Scan the records and identify every line in which the string "this" occurs, then return those lines.

───── Data excerpts

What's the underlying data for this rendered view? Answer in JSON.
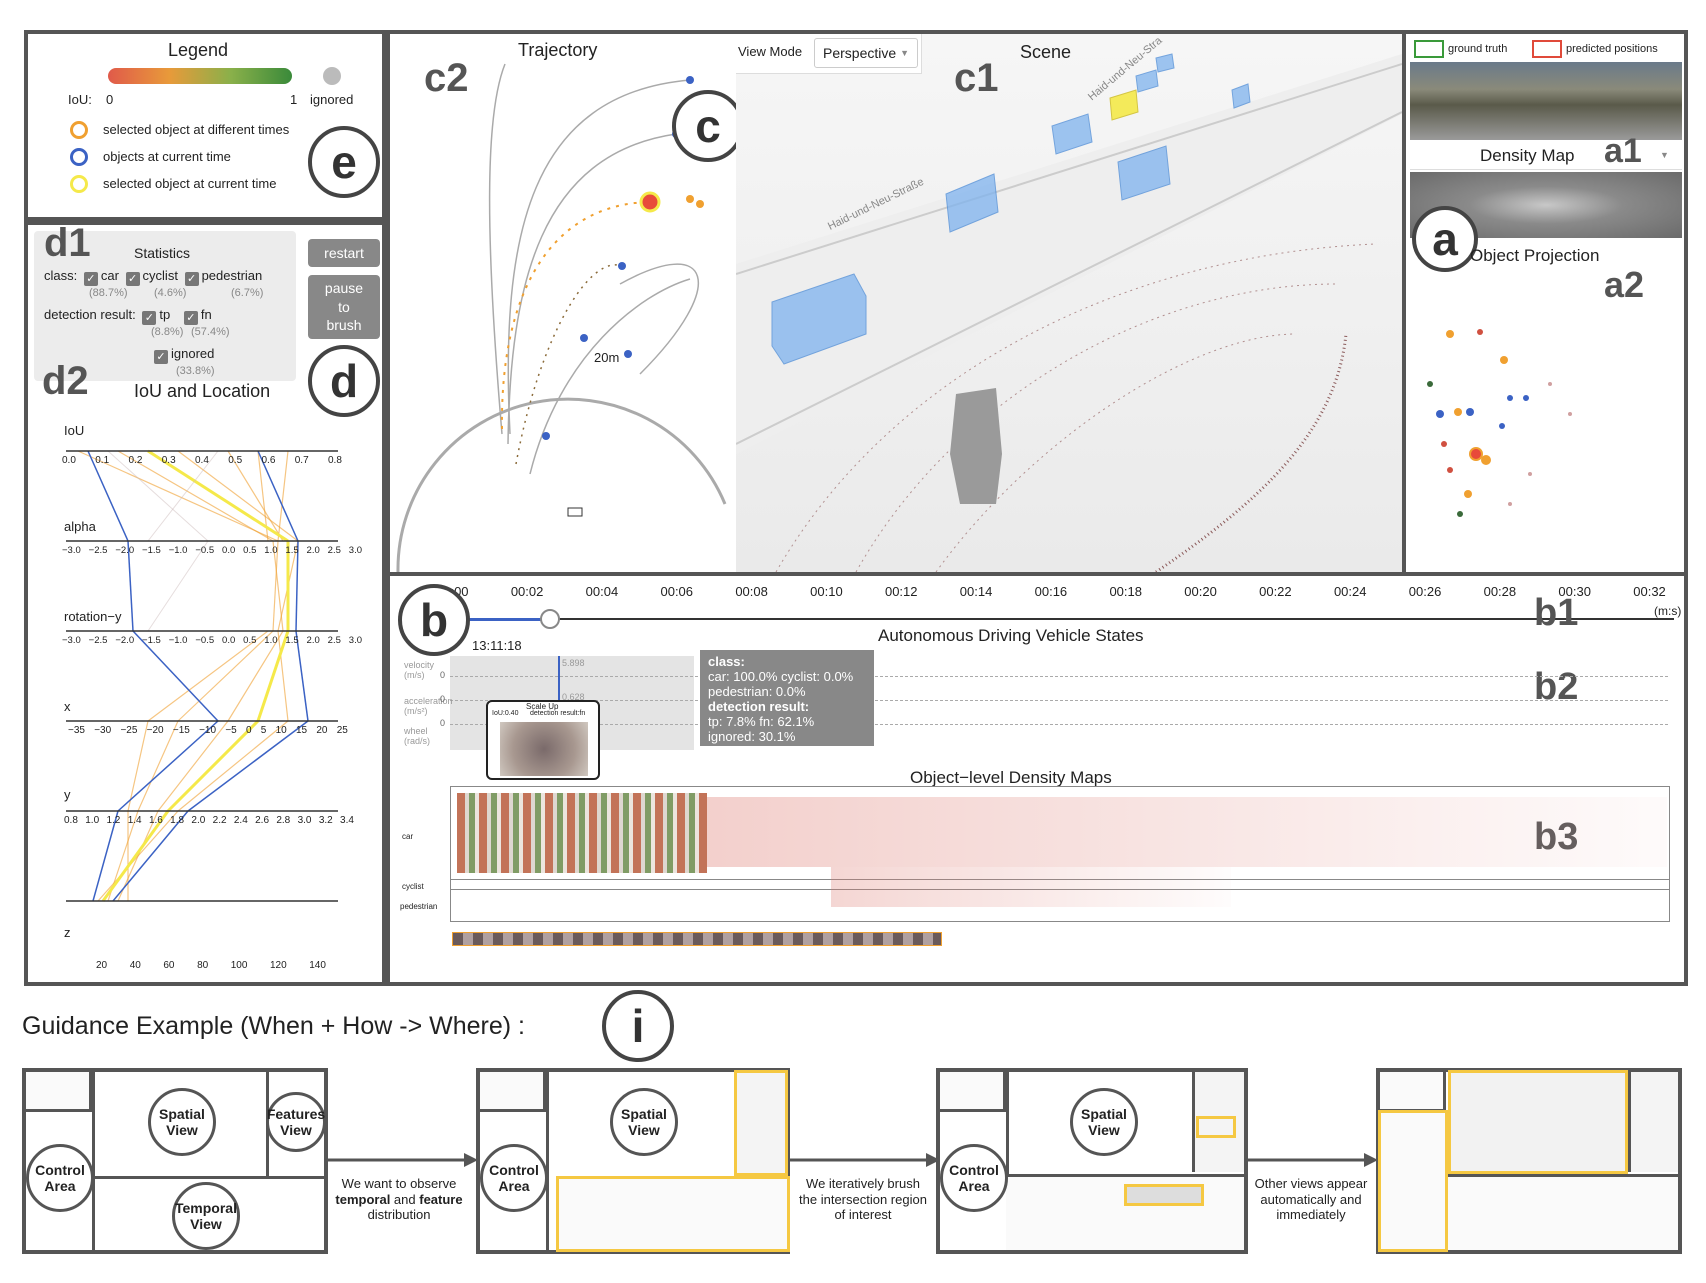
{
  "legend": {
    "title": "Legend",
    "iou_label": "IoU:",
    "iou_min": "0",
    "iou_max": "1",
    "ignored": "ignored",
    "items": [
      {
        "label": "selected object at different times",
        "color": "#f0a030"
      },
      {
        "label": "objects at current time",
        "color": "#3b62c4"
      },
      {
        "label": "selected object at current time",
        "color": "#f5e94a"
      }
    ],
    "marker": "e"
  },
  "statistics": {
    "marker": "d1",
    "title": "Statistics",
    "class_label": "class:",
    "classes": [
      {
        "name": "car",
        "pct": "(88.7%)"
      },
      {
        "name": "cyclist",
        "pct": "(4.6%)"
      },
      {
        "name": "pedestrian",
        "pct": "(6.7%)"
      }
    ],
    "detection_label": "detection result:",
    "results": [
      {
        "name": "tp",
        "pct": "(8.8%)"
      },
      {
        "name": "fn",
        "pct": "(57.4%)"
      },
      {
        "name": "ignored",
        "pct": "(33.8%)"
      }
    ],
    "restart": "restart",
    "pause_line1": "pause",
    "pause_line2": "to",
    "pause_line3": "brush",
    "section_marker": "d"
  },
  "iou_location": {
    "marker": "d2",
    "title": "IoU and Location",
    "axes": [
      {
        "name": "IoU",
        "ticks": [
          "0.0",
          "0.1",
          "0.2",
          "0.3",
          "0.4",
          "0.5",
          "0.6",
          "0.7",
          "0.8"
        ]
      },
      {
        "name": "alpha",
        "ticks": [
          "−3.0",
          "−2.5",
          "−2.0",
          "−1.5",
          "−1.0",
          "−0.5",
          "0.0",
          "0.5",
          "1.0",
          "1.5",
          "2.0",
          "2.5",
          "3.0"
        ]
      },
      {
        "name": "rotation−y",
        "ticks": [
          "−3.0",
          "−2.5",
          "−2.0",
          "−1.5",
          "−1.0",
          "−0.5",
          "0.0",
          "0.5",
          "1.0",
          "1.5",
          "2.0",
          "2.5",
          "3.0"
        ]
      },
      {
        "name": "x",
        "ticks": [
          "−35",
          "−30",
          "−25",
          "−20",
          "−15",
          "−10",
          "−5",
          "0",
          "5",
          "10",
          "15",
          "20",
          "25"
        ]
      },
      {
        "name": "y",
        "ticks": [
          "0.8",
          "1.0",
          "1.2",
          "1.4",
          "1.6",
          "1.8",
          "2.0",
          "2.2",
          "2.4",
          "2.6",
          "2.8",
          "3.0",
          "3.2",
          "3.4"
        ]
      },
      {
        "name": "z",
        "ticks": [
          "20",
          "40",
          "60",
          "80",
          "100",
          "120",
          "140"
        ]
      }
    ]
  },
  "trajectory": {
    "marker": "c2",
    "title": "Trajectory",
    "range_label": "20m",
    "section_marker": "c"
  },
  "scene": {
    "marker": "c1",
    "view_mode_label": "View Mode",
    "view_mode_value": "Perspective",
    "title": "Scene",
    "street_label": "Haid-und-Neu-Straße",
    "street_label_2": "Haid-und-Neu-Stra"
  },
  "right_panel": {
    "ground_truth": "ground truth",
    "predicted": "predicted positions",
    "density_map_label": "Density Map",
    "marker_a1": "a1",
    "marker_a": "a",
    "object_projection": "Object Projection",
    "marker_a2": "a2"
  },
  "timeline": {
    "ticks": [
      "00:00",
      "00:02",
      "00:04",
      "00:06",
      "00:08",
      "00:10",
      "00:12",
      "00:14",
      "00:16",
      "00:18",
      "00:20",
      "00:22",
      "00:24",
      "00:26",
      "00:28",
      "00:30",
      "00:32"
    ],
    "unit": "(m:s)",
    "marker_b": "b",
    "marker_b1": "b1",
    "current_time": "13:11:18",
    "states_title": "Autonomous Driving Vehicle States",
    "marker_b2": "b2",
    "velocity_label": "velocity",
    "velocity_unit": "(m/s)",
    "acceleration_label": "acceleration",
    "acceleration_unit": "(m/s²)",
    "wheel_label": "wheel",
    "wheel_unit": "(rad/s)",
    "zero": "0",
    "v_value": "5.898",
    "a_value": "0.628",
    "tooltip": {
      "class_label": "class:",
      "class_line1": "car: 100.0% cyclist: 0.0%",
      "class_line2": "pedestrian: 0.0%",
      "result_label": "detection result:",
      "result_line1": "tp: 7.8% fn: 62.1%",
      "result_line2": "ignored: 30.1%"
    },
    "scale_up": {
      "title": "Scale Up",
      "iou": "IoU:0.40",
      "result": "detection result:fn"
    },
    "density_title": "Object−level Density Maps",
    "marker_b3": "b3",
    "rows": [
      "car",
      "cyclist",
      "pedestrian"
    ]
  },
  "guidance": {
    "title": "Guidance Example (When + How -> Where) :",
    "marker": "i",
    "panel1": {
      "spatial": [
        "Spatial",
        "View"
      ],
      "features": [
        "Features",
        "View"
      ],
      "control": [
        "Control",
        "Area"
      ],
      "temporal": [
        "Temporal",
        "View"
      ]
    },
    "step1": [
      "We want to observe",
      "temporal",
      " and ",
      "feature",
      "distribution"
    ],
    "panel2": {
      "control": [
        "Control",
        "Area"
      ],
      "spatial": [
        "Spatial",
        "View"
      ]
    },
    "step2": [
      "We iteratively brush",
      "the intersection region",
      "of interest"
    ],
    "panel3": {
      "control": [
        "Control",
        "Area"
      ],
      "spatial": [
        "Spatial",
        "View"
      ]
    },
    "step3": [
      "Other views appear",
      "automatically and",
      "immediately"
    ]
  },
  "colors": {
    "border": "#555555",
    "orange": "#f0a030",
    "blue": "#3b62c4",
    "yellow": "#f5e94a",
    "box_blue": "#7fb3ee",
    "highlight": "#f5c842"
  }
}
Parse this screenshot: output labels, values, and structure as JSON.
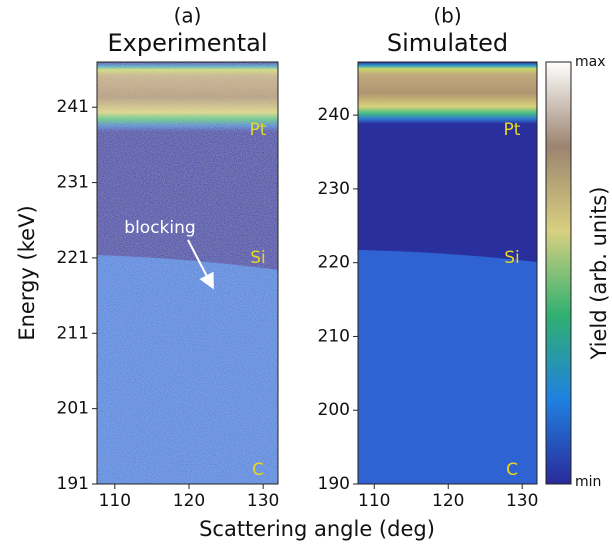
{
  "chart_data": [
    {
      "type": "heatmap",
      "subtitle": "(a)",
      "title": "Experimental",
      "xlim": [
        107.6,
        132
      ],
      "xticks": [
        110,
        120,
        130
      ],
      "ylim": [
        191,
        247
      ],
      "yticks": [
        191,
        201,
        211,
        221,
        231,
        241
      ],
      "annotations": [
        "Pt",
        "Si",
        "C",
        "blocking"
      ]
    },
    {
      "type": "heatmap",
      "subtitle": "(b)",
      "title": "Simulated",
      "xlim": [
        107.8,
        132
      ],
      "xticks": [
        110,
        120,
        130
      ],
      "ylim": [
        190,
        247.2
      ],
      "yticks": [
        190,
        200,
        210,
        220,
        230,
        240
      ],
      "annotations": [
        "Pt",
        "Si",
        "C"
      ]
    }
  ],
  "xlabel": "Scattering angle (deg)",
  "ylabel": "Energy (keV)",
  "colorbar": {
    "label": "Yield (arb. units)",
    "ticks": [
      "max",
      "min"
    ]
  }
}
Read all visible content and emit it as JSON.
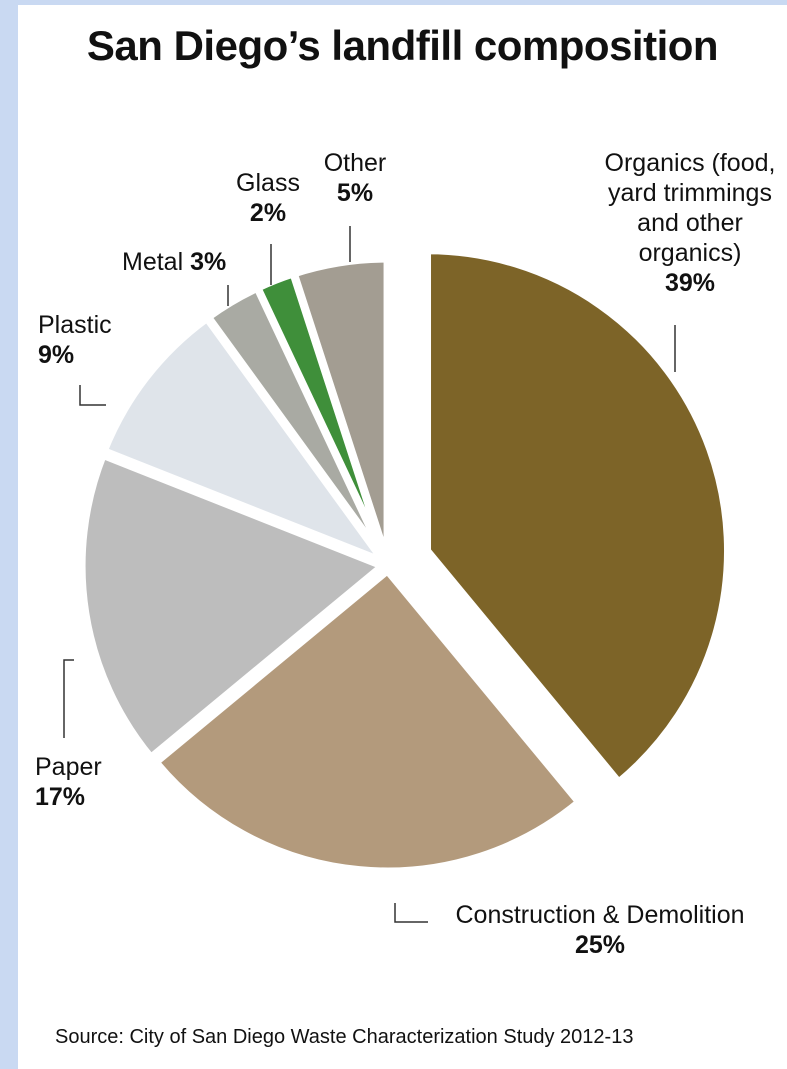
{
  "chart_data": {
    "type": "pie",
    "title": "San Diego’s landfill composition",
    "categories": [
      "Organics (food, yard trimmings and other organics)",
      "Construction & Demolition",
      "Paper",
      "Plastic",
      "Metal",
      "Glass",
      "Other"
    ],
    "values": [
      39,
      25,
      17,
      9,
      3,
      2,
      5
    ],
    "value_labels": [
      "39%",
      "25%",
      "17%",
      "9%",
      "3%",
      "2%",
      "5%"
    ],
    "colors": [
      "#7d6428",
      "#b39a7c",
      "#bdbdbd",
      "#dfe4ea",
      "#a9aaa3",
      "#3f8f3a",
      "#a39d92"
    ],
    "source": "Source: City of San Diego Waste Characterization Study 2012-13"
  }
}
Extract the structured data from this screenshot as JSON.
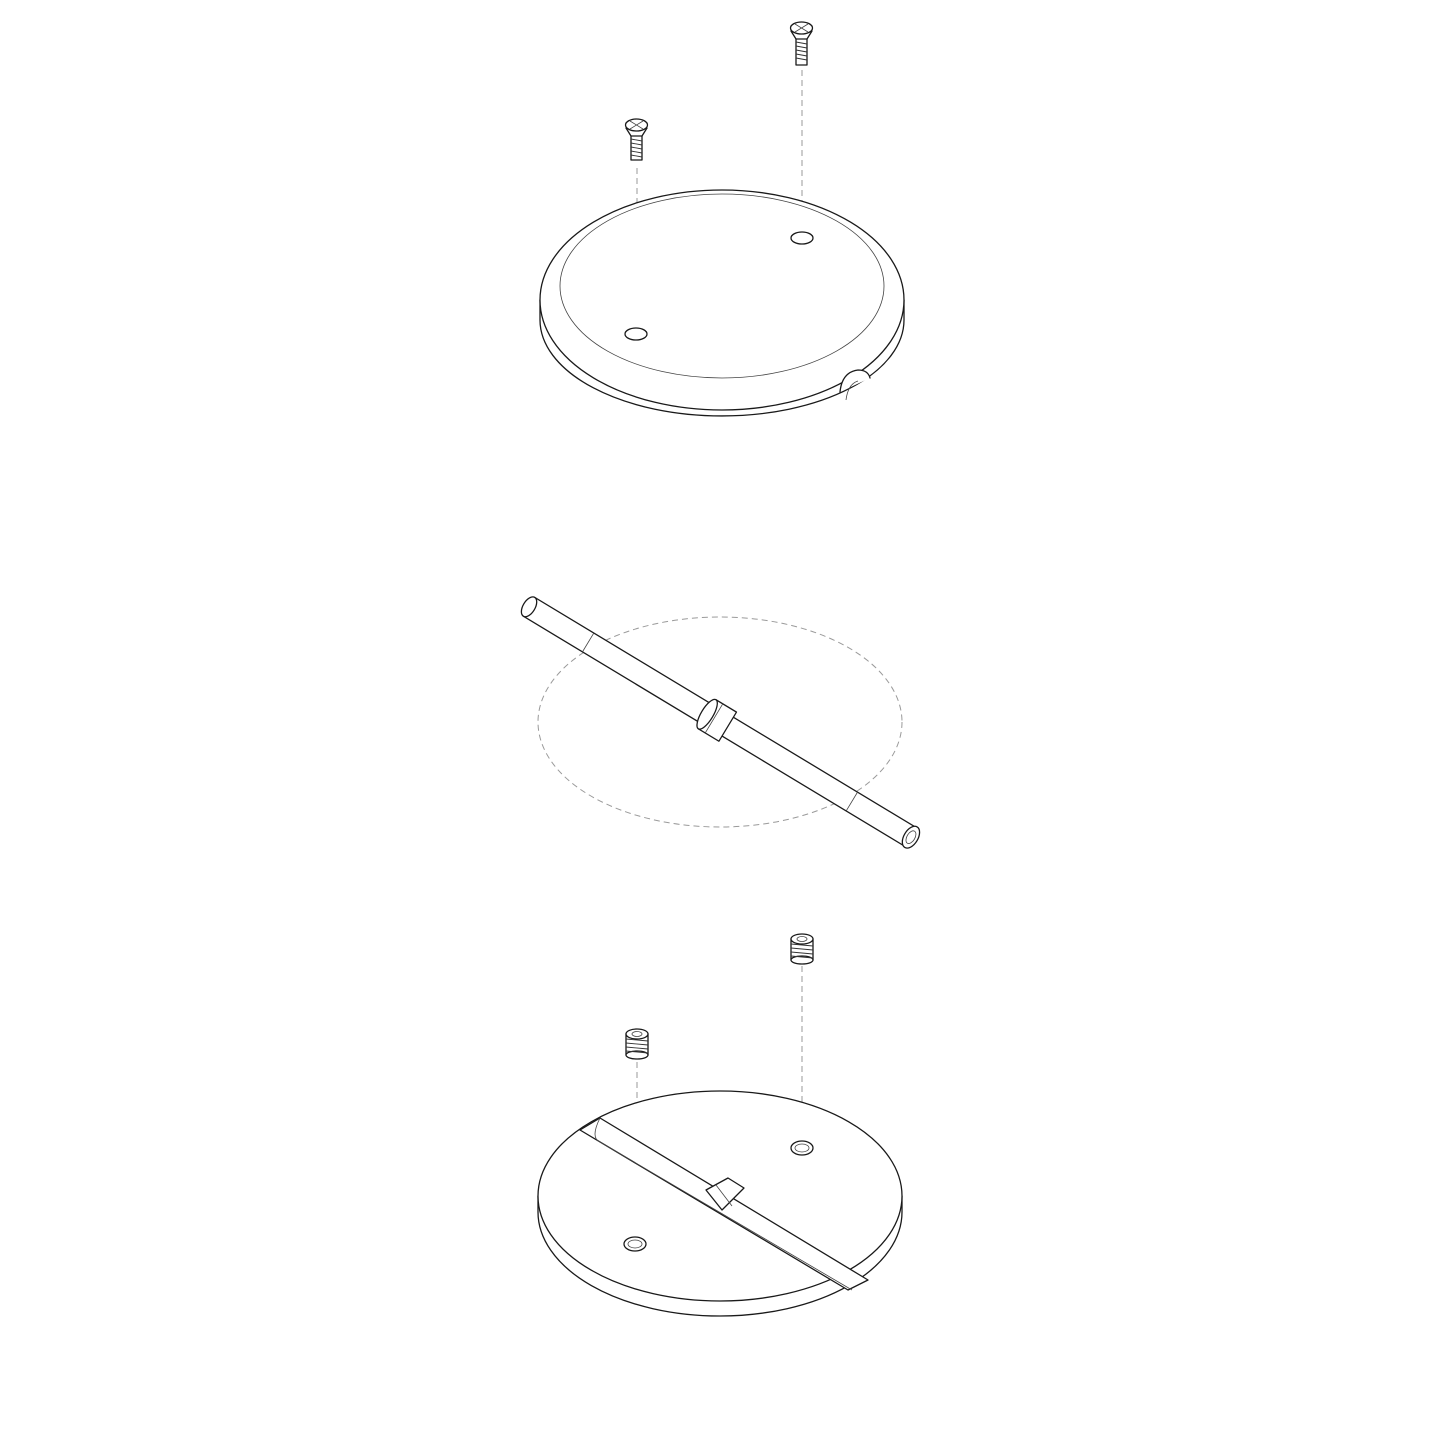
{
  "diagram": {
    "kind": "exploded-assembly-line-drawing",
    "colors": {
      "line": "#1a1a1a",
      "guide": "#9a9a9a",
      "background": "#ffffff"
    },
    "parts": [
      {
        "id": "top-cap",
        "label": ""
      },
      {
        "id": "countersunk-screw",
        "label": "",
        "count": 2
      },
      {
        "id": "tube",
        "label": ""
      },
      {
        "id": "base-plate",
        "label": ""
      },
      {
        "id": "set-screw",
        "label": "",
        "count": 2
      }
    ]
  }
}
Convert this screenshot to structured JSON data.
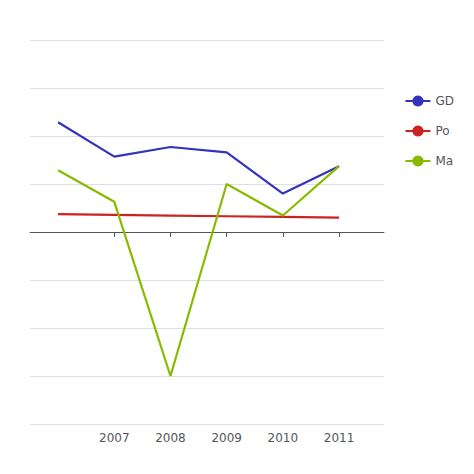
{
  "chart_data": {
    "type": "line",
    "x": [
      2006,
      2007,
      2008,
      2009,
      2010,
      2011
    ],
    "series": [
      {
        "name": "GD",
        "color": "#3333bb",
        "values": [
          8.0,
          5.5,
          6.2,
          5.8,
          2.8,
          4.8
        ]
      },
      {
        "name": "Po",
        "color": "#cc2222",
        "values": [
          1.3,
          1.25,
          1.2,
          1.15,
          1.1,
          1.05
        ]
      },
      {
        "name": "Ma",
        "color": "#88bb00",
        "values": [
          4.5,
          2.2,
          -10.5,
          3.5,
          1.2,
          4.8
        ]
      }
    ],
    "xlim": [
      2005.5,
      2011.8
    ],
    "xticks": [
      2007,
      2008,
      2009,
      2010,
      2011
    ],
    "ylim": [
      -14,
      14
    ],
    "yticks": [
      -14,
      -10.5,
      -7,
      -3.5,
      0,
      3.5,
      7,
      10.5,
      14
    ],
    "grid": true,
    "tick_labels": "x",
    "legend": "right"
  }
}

──────────

▸ Written answer
What's the underlying data for this rendered view? Answer in JSON.
Parse this screenshot: output labels, values, and structure as JSON.
Extract the structured data from this screenshot as JSON.
Convert this screenshot to structured JSON data.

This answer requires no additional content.